**TASK DETAILS**:
Each record below should appear again exactly as written.
━━ MATERIAL
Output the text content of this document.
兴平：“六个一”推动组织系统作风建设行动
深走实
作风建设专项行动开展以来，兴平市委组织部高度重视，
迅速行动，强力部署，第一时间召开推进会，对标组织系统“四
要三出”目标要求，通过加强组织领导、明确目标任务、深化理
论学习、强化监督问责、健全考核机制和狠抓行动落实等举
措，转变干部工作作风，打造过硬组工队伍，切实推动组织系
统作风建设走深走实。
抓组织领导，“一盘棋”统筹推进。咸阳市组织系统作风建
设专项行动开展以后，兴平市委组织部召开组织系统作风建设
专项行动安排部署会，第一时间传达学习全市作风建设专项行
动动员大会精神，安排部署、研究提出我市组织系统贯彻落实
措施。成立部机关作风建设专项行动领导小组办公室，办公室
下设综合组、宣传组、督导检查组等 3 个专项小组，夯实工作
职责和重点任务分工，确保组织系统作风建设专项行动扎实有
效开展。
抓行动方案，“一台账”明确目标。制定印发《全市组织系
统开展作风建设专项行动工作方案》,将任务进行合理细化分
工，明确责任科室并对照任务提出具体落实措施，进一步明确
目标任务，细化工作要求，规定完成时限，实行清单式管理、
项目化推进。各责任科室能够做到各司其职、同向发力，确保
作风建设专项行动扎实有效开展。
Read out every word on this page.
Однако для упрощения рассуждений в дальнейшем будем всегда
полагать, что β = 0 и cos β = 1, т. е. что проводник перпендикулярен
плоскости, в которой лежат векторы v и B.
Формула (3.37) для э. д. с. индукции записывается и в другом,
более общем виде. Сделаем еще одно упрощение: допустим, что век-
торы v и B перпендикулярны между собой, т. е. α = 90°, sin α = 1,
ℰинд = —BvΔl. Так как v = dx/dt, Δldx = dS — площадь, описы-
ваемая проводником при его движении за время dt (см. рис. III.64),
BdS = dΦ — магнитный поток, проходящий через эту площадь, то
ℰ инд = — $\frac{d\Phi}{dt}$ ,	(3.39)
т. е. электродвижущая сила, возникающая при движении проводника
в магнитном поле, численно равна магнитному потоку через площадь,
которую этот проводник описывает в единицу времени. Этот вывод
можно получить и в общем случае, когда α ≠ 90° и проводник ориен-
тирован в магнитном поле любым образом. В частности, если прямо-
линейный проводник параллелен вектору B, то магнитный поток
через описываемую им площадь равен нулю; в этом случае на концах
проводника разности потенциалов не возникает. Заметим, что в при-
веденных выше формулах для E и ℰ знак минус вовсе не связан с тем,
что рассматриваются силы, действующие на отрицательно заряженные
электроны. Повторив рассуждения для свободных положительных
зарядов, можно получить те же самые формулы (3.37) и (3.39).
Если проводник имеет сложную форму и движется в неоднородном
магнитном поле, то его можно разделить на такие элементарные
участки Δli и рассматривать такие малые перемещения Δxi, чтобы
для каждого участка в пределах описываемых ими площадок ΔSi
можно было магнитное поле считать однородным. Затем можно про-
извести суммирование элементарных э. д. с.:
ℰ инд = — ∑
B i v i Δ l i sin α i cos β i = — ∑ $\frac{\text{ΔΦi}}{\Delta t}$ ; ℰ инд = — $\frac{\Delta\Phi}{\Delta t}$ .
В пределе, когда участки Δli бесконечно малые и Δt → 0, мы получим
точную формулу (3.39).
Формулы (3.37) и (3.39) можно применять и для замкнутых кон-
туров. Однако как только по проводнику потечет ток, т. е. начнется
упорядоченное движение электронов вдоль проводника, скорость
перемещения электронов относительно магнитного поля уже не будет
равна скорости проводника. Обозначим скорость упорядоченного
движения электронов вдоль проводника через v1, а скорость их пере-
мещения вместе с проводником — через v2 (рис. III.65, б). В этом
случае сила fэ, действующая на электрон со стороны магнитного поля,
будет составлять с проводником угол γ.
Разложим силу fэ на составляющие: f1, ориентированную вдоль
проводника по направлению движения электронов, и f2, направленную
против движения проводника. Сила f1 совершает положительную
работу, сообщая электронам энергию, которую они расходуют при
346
━━━━
**REPLY**:
Output the text content of this document.
兴平：“六个一”推动组织系统作风建设行动
深走实
作风建设专项行动开展以来，兴平市委组织部高度重视，
迅速行动，强力部署，第一时间召开推进会，对标组织系统“四
要三出”目标要求，通过加强组织领导、明确目标任务、深化理
论学习、强化监督问责、健全考核机制和狠抓行动落实等举
措，转变干部工作作风，打造过硬组工队伍，切实推动组织系
统作风建设走深走实。
抓组织领导，“一盘棋”统筹推进。咸阳市组织系统作风建
设专项行动开展以后，兴平市委组织部召开组织系统作风建设
专项行动安排部署会，第一时间传达学习全市作风建设专项行
动动员大会精神，安排部署、研究提出我市组织系统贯彻落实
措施。成立部机关作风建设专项行动领导小组办公室，办公室
下设综合组、宣传组、督导检查组等 3 个专项小组，夯实工作
职责和重点任务分工，确保组织系统作风建设专项行动扎实有
效开展。
抓行动方案，“一台账”明确目标。制定印发《全市组织系
统开展作风建设专项行动工作方案》,将任务进行合理细化分
工，明确责任科室并对照任务提出具体落实措施，进一步明确
目标任务，细化工作要求，规定完成时限，实行清单式管理、
项目化推进。各责任科室能够做到各司其职、同向发力，确保
作风建设专项行动扎实有效开展。
Read out every word on this page.
Однако для упрощения рассуждений в дальнейшем будем всегда
полагать, что β = 0 и cos β = 1, т. е. что проводник перпендикулярен
плоскости, в которой лежат векторы v и B.
Формула (3.37) для э. д. с. индукции записывается и в другом,
более общем виде. Сделаем еще одно упрощение: допустим, что век-
торы v и B перпендикулярны между собой, т. е. α = 90°, sin α = 1,
ℰинд = —BvΔl. Так как v = dx/dt, Δldx = dS — площадь, описы-
ваемая проводником при его движении за время dt (см. рис. III.64),
BdS = dΦ — магнитный поток, проходящий через эту площадь, то
ℰ инд = — $\frac{d\Phi}{dt}$ ,	(3.39)
т. е. электродвижущая сила, возникающая при движении проводника
в магнитном поле, численно равна магнитному потоку через площадь,
которую этот проводник описывает в единицу времени. Этот вывод
можно получить и в общем случае, когда α ≠ 90° и проводник ориен-
тирован в магнитном поле любым образом. В частности, если прямо-
линейный проводник параллелен вектору B, то магнитный поток
через описываемую им площадь равен нулю; в этом случае на концах
проводника разности потенциалов не возникает. Заметим, что в при-
веденных выше формулах для E и ℰ знак минус вовсе не связан с тем,
что рассматриваются силы, действующие на отрицательно заряженные
электроны. Повторив рассуждения для свободных положительных
зарядов, можно получить те же самые формулы (3.37) и (3.39).
Если проводник имеет сложную форму и движется в неоднородном
магнитном поле, то его можно разделить на такие элементарные
участки Δli и рассматривать такие малые перемещения Δxi, чтобы
для каждого участка в пределах описываемых ими площадок ΔSi
можно было магнитное поле считать однородным. Затем можно про-
извести суммирование элементарных э. д. с.:
ℰ инд = — ∑
B i v i Δ l i sin α i cos β i = — ∑ $\frac{\text{ΔΦi}}{\Delta t}$ ; ℰ инд = — $\frac{\Delta\Phi}{\Delta t}$ .
В пределе, когда участки Δli бесконечно малые и Δt → 0, мы получим
точную формулу (3.39).
Формулы (3.37) и (3.39) можно применять и для замкнутых кон-
туров. Однако как только по проводнику потечет ток, т. е. начнется
упорядоченное движение электронов вдоль проводника, скорость
перемещения электронов относительно магнитного поля уже не будет
равна скорости проводника. Обозначим скорость упорядоченного
движения электронов вдоль проводника через v1, а скорость их пере-
мещения вместе с проводником — через v2 (рис. III.65, б). В этом
случае сила fэ, действующая на электрон со стороны магнитного поля,
будет составлять с проводником угол γ.
Разложим силу fэ на составляющие: f1, ориентированную вдоль
проводника по направлению движения электронов, и f2, направленную
против движения проводника. Сила f1 совершает положительную
работу, сообщая электронам энергию, которую они расходуют при
346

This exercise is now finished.